***** Records supplied

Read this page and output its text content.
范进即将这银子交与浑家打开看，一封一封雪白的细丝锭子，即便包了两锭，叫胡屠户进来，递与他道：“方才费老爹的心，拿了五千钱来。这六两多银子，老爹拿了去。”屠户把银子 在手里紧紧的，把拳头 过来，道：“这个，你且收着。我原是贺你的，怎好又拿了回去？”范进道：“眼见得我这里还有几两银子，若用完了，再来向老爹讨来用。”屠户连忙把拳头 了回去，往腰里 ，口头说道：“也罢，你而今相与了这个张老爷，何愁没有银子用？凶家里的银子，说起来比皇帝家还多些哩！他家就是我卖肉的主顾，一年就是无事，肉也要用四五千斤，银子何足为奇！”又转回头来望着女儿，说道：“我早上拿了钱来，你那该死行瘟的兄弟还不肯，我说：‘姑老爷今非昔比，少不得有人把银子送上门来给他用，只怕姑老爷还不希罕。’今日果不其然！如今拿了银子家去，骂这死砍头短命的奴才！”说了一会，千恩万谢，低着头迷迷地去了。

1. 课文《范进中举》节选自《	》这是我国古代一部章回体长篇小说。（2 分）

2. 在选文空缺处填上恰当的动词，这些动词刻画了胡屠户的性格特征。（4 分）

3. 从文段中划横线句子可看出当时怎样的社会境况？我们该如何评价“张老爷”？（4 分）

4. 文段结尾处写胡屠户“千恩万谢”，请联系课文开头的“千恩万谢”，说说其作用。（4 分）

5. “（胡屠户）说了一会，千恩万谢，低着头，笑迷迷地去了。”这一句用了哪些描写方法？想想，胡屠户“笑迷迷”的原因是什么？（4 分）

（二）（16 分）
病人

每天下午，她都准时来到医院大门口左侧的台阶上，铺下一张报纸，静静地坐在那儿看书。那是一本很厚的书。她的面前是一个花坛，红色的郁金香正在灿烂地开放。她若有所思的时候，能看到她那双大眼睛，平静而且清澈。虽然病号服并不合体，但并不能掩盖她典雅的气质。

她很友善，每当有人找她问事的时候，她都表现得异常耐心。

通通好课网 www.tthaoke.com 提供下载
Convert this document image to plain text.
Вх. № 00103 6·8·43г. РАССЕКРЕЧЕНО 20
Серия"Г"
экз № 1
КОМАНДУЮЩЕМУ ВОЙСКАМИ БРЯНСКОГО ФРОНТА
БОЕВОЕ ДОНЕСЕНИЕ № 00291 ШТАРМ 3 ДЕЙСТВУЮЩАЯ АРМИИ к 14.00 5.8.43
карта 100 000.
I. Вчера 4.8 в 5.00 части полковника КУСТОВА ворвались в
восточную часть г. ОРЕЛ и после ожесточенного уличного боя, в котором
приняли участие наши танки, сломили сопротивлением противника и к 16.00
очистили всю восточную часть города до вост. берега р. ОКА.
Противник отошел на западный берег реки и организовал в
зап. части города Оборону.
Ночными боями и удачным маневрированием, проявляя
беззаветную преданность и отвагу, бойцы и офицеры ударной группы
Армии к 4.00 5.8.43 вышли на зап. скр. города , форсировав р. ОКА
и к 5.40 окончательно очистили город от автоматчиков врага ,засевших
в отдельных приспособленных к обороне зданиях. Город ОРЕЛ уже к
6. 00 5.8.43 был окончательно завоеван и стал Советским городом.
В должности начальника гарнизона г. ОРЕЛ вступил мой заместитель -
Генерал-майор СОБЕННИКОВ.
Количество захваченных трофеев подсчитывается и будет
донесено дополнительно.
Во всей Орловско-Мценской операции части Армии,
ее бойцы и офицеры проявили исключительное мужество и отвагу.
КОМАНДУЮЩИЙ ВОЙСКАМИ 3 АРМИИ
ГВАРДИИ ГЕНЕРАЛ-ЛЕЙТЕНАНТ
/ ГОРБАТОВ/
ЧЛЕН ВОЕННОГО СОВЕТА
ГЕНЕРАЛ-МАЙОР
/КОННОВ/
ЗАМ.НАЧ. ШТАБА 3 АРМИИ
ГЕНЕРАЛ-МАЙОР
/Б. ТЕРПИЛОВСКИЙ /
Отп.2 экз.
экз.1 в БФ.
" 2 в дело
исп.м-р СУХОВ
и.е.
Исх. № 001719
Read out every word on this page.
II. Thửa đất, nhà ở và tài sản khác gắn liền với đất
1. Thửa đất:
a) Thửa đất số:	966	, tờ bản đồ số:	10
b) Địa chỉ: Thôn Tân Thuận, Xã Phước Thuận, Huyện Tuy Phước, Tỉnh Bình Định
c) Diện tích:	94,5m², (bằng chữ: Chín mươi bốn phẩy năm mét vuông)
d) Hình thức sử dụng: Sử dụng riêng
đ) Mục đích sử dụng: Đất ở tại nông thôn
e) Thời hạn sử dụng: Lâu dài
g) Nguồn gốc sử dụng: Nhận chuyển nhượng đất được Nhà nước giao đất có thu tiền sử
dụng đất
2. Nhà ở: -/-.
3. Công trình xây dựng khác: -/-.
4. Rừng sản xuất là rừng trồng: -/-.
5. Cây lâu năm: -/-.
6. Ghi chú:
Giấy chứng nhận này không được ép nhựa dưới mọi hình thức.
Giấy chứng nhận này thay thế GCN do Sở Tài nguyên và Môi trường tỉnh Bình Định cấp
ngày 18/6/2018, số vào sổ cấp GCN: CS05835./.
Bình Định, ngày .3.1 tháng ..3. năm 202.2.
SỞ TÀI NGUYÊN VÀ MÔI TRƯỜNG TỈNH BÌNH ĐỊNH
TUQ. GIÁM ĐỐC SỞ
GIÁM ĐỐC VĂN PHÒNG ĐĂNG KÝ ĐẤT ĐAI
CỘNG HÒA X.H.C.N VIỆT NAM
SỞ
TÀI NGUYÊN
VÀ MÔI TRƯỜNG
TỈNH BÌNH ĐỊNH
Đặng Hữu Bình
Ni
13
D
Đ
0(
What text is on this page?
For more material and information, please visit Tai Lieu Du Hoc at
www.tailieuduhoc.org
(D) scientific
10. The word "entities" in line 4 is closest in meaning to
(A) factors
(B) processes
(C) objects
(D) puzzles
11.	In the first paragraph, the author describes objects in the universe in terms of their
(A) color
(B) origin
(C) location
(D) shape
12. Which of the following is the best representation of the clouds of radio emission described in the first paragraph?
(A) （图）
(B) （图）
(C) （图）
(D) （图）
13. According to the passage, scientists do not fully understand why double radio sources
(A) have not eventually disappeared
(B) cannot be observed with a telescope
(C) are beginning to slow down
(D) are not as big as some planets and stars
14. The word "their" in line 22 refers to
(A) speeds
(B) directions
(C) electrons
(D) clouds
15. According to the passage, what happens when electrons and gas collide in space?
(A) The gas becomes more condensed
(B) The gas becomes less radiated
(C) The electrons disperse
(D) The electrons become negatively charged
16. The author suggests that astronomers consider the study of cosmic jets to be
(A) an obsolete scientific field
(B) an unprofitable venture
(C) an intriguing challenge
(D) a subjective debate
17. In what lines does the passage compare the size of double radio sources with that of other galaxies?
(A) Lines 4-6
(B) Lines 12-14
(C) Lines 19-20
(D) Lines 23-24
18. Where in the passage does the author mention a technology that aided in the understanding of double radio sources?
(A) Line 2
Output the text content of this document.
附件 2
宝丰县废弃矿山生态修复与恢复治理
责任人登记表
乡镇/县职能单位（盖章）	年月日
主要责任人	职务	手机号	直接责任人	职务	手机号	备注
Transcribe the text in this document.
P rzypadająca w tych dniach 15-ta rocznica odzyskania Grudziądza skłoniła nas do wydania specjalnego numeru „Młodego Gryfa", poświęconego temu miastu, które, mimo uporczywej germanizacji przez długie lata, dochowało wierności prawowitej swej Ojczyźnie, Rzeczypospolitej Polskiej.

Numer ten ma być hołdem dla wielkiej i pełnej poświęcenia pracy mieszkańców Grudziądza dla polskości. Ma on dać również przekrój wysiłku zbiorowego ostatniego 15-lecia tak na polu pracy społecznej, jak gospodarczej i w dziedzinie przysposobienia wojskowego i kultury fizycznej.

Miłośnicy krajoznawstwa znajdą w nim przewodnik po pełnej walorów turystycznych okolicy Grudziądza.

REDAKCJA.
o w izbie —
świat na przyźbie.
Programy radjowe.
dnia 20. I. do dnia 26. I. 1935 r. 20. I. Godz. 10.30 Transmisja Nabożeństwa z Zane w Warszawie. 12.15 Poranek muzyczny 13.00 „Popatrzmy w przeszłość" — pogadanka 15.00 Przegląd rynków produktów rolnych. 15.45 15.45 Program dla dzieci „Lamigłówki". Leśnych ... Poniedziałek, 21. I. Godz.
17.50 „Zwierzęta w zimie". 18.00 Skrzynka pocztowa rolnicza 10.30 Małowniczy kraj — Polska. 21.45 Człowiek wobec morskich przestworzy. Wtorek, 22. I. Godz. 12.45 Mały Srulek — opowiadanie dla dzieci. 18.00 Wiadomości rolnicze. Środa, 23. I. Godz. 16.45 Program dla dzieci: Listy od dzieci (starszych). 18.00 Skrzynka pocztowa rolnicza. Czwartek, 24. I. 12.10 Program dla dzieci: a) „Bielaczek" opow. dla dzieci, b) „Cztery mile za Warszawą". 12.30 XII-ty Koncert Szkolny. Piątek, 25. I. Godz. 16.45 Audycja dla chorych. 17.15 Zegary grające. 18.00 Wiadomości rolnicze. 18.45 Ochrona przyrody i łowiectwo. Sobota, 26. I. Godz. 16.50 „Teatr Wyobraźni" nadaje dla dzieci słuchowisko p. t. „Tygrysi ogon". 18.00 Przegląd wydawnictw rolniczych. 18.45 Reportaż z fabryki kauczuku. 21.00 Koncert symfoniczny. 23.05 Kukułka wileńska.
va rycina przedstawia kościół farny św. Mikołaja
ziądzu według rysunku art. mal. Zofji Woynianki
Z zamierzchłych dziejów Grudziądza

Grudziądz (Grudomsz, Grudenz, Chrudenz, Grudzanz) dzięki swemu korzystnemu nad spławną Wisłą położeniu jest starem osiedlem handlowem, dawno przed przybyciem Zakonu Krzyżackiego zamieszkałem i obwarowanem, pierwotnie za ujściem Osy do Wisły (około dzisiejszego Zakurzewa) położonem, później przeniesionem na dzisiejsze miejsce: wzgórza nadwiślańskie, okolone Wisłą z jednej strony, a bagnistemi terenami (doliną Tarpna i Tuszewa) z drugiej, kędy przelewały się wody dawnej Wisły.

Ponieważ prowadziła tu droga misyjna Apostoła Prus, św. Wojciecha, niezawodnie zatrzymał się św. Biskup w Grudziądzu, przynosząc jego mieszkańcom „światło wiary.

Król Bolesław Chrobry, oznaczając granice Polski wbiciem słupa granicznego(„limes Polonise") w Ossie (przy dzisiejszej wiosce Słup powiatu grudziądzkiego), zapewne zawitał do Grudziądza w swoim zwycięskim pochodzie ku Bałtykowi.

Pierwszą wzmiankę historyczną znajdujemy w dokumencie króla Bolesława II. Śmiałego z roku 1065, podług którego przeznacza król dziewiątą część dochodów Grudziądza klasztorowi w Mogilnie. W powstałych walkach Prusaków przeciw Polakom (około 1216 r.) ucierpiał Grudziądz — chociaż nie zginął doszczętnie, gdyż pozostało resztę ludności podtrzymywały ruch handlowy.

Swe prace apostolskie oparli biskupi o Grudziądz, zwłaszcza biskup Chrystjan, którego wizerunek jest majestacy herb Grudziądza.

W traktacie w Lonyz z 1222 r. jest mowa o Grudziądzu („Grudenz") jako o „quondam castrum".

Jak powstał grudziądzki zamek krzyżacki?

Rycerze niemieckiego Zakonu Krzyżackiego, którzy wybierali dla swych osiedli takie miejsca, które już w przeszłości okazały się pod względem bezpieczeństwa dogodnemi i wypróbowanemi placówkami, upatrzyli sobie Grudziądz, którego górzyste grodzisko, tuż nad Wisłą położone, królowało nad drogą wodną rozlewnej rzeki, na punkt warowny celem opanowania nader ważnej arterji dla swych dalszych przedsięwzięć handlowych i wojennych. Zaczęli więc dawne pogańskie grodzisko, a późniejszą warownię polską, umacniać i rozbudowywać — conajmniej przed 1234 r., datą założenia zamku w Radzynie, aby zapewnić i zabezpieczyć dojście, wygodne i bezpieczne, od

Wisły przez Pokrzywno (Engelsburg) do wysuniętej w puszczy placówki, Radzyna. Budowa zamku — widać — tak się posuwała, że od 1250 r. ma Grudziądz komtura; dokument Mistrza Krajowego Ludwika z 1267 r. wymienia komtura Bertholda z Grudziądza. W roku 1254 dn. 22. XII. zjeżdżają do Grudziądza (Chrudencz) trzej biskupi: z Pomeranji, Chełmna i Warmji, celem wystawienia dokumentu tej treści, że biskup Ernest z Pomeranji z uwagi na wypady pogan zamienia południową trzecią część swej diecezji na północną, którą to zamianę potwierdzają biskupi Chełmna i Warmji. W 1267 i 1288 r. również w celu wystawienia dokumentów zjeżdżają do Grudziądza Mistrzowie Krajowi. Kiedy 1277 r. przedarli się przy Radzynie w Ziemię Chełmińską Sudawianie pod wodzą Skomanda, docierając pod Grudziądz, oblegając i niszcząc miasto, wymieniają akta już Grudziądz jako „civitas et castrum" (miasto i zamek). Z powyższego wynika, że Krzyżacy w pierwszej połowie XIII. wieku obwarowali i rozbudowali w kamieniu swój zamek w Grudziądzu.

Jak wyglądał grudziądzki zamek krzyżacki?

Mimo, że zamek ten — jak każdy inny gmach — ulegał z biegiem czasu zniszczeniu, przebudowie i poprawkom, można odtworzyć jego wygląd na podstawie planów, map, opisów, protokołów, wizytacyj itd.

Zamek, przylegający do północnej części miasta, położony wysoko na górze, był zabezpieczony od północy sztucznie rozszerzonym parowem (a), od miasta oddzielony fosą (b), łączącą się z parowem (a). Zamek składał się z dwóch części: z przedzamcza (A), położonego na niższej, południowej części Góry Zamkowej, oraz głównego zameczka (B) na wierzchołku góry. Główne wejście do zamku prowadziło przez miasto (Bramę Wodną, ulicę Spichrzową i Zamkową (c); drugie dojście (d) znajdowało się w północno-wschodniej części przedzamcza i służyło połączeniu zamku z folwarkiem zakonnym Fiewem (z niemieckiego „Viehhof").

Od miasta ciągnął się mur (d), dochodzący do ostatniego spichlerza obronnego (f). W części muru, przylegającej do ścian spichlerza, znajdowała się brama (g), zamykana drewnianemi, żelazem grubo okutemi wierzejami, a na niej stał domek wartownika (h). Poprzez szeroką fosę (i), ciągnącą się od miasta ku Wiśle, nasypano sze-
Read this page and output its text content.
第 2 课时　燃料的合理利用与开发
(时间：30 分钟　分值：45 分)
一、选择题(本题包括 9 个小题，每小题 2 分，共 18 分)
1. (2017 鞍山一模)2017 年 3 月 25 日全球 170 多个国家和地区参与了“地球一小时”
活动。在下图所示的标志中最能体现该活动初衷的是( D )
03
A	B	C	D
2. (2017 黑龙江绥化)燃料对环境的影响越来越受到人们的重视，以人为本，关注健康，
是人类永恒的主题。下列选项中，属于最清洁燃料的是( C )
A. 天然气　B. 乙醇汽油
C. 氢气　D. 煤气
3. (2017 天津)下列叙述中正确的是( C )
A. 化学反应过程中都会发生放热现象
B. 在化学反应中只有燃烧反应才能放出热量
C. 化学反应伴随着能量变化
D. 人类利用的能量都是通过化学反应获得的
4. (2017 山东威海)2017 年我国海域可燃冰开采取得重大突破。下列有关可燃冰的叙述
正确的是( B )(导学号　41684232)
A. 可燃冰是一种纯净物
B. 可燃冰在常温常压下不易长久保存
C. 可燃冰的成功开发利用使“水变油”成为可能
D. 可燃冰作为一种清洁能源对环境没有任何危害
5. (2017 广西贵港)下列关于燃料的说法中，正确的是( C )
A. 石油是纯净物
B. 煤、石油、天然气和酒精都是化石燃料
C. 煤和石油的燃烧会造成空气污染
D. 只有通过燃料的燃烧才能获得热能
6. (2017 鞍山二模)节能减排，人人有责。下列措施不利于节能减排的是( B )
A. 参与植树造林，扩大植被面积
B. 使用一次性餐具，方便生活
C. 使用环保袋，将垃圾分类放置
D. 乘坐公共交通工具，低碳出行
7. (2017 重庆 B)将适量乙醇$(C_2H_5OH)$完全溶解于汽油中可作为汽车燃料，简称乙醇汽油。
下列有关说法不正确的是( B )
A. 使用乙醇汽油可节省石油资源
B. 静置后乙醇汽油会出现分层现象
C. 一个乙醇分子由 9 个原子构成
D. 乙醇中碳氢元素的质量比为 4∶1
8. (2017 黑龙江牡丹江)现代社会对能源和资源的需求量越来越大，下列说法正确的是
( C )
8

**********

| Exercise requirements |
Supply the count of lines in the entries that contain the word "document", and nothing besides.

| Output |
3